# Directions
Copy every line with the string "Total" in it.

======== Recorded data

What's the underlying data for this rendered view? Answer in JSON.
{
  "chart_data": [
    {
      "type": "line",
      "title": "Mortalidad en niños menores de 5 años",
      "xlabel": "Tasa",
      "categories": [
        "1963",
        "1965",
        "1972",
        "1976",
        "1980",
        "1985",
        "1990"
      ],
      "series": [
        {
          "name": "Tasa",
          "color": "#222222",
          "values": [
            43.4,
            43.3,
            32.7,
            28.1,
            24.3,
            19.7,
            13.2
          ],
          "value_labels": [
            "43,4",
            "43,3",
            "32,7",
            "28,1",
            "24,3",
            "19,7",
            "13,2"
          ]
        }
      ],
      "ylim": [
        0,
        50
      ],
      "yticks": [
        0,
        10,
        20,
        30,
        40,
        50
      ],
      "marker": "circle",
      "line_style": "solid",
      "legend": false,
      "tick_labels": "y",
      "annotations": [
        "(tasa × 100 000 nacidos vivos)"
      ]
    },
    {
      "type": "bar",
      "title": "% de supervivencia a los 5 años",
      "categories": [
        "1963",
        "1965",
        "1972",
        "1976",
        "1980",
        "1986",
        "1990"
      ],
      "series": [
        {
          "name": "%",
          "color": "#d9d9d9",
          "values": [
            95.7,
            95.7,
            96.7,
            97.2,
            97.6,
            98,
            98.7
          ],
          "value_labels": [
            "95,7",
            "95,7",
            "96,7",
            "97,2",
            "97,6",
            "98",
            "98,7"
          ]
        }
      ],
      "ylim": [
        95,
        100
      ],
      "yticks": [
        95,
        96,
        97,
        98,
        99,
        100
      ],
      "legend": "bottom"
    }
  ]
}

================
======== Recorded data

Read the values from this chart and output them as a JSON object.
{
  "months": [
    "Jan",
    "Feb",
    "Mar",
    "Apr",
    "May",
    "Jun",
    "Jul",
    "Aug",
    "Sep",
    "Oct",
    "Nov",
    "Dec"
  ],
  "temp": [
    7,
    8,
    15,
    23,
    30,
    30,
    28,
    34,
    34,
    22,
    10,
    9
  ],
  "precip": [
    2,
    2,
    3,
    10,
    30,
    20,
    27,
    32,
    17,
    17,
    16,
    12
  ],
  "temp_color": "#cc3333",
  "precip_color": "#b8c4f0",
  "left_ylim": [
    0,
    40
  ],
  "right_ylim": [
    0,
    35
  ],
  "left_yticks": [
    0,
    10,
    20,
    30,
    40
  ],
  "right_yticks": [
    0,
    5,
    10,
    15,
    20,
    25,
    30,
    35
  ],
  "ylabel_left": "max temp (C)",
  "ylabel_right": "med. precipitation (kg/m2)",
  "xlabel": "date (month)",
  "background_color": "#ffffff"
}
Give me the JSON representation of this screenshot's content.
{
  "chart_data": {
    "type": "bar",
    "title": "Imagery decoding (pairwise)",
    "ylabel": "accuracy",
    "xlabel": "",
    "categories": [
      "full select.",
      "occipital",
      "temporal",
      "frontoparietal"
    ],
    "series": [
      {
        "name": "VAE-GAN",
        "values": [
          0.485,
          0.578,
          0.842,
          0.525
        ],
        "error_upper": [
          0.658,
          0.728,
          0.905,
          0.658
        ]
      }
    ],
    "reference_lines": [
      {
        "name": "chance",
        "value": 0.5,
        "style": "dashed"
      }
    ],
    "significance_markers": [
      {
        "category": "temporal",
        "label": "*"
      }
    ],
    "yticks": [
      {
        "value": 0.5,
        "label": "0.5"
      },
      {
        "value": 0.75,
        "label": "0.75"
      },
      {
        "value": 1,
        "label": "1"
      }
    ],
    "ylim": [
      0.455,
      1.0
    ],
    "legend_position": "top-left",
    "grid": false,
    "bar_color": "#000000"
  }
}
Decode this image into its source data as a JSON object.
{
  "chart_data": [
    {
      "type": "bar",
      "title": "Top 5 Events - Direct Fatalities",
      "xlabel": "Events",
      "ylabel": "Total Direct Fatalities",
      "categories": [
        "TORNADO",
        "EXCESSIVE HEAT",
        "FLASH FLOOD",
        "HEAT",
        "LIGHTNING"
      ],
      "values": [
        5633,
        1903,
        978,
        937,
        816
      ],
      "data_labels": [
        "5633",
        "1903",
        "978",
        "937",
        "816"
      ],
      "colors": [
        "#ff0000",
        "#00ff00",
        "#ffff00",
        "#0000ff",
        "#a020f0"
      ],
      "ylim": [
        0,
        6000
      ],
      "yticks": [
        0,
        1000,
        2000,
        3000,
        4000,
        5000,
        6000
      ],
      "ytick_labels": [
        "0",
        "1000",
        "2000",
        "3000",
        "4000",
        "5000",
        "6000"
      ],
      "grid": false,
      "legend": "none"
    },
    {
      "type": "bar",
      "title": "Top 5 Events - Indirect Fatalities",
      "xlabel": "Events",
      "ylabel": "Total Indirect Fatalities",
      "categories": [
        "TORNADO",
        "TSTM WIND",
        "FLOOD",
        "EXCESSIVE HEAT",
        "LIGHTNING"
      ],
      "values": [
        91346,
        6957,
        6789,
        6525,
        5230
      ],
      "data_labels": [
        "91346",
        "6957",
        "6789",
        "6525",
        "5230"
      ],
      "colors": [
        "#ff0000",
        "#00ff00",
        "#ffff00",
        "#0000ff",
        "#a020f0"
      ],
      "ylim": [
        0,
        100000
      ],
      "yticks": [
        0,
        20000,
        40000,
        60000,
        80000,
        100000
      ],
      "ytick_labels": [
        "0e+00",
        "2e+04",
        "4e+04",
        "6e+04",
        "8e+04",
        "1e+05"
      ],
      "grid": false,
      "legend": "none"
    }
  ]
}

================

# Result of this task
      "ylabel": "Total Direct Fatalities",
      "ylabel": "Total Indirect Fatalities",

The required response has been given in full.